====== Trecho do texto ======
Agosto
de 2011. Somente um mês após a privatização do abastecimento de
água e esgoto, os moradores de Uruguaiana, no Rio Grande do Sul, se
surpreenderam. A maioria das contas sofreu aumento, contrariando as
promessas de redução da tarifa, feitas pela prefeitura e a empresa
Foz do Brasil, concessionária que assumiu os serviços. As
reclamações dos usuários foram parar na imprensa local. Houve caso
de morador que gastou apenas um metro cúbico de água e teve que
pagar R$ 33.
Antes, no mês de fevereiro, Santa Gertrudes,
cidade do interior de São Paulo, passou por situação semelhante. O
reajuste aplicado nas contas de água após a privatização do
serviço causou protestos entre os moradores. Há casos em que o
aumento chegou a 700%. Além dos aumentos abusivos nos preços, outra
coincidência: a empresa concessionária também é a Foz do Brasil,
braço do Grupo Odebrecht.
Mercadoria – Com a crescente
busca pela privatização no setor de água, o consumidor pode ter
mesmo pela frente contas mais altas. A avaliação é de organizações
sociais nacionais e internacionais que participaram, em julho, de
seminário que debateu como a população pode se organizar para
impedir a venda das empresas.
De acordo com representantes do Movimento dos
Atingidos por Barragens (MAB) 90% da rede de distribuição de água
no país são controlados por empresas públicas, com uma cobertura
de quase 100% das grandes e médias cidades.
Para o MAB, um negócio que não requer grandes
investimentos (já que conta com estruturas prontas, criadas com
dinheiro público) e movimenta anualmente cerca de R$ 120 bilhões –
mais que todo o setor elétrico – desperta o interesse da
iniciativa privada.
A elevação dos custos ocorreria pela própria
lógica do sistema privado, que adota um modelo de reajuste
estabelecido em preços internacionais. Representantes das
organizações preveem um aumento imediato nos preços, além de uma
diminuição dos investimentos no setor.
Os participantes do seminário denunciaram
práticas ilícitas em alguns estados do país. Em Rondônia, na
região norte, representantes do Sindicato dos Trabalhadores das
Empresas de Água e Energia afirmam que empresários assediam
vereadores.
A entidade também denuncia que, em alguns
municípios, as prefeituras têm desconsiderado processos legais,
como a licitação para a concessão do sistema de abastecimento,
exemplo ocorrido na cidade de Ariquemes. Contra a privatização, os
sindicalistas avaliam que as empresas privadas investirão menos na
ampliação da rede e, principalmente, em saneamento.
Guaratinguetá: inspiração para Atibaia
– Em maio deste ano informações dão conta de que o
Saneamento Ambiental de Atibaia (SAAE) começou a debater
internamente uma proposta de mudança no modelo de gestão do
saneamento básico.
Tomando como exemplo o padrão adotado na
cidade de Guaratinguetá (SP) o poder público atibaiense busca a
iniciativa privada para angariar recursos financeiros ao setor. A
justificativa é que, sozinho, não conseguirá alcançar metas de
saneamento básico previstas em lei federal (lei 1.445 de 2007) que
diz, por exemplo, que os serviços devem ser universalizados.
======
> Tarefa proposta
Relacione, na ordem em que aparecem, todos os municípios citados pelo nome no texto sobre a privatização da água. A listagem constitui um material à parte, independente do texto sobre a privatização da água.
====== Dados extraídos ======
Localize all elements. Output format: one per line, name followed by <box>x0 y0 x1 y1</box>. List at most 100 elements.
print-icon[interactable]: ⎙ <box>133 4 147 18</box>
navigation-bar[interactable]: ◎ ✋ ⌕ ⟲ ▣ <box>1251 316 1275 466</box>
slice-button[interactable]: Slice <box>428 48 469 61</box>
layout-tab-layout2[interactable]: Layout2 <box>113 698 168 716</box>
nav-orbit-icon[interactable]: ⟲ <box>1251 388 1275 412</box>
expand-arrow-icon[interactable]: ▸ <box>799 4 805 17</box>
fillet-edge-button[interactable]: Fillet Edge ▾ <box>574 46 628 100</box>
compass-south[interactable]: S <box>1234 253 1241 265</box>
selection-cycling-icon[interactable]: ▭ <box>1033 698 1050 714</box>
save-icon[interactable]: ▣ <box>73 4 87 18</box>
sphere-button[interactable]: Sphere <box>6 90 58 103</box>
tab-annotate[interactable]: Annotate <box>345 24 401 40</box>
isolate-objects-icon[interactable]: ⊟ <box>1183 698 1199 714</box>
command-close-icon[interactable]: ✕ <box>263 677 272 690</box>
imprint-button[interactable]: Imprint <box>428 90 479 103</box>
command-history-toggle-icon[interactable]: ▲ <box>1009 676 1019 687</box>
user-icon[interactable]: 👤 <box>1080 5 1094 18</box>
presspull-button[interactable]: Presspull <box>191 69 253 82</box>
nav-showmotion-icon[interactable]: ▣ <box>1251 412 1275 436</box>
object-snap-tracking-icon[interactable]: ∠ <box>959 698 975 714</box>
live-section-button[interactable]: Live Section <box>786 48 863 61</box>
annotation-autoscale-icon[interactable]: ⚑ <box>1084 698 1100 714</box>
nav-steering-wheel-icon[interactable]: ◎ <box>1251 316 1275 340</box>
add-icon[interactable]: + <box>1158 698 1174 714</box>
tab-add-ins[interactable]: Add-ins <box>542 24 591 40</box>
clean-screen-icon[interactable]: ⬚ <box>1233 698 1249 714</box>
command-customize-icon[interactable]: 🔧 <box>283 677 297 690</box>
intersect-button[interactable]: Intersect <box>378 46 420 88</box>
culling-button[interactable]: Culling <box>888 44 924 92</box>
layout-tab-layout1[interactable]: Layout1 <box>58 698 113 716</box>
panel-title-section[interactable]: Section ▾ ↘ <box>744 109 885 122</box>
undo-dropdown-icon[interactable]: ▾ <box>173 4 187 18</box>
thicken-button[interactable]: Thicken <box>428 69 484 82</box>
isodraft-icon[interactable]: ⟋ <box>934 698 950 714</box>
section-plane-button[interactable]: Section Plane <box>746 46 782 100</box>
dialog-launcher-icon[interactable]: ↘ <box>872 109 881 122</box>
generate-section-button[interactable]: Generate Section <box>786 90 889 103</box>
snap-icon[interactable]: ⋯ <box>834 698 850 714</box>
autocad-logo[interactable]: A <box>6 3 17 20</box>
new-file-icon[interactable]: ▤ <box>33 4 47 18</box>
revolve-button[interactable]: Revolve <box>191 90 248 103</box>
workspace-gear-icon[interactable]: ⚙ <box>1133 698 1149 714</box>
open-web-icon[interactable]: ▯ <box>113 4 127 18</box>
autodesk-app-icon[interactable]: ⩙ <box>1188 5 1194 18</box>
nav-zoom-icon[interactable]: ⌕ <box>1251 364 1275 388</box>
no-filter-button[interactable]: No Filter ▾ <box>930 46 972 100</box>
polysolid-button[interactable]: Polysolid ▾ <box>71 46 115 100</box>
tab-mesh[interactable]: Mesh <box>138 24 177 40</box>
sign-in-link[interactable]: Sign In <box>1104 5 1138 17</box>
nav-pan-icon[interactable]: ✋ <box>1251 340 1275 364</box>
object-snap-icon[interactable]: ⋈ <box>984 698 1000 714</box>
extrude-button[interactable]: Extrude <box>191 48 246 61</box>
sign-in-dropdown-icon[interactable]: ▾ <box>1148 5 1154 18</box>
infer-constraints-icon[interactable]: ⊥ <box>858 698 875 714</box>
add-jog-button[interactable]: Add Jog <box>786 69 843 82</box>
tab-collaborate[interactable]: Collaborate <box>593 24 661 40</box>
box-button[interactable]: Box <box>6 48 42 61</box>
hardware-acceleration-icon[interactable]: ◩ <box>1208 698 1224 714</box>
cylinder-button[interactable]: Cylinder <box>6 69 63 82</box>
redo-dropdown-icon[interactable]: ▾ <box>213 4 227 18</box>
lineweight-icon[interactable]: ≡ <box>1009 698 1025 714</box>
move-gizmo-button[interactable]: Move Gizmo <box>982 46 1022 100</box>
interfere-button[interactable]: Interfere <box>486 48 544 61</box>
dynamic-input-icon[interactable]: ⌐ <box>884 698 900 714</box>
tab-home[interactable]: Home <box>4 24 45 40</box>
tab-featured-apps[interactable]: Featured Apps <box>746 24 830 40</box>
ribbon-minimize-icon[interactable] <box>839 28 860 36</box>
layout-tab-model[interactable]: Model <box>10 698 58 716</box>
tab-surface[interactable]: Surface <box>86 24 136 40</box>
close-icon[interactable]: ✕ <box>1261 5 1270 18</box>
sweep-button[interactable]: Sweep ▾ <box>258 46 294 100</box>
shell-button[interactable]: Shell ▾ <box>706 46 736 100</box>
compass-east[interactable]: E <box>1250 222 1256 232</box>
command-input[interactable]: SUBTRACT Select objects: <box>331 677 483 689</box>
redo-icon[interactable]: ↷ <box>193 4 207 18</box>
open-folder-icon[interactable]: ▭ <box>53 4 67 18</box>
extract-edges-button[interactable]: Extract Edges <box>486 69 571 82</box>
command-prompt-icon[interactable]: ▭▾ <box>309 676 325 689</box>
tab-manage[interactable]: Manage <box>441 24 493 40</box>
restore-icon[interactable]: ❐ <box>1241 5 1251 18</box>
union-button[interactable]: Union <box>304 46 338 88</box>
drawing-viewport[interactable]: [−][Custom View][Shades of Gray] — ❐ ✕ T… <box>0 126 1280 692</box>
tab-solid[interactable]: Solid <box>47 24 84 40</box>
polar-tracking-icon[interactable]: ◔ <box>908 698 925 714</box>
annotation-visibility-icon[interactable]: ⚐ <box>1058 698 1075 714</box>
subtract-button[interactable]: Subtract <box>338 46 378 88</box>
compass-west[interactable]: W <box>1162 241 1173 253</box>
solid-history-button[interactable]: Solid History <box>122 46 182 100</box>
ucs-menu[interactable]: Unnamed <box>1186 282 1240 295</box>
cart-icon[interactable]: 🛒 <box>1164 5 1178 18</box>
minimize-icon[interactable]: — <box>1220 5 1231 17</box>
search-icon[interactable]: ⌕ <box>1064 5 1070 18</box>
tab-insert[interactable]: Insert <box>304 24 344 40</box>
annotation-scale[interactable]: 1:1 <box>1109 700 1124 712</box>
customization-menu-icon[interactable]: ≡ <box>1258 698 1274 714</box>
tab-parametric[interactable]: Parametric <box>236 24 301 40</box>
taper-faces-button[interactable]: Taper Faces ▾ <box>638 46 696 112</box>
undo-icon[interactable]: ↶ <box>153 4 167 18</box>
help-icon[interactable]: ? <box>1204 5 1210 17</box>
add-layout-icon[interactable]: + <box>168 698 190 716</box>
======
> Resposta redigida
Uruguaiana, Santa Gertrudes, Ariquemes, Guaratinguetá e Atibaia.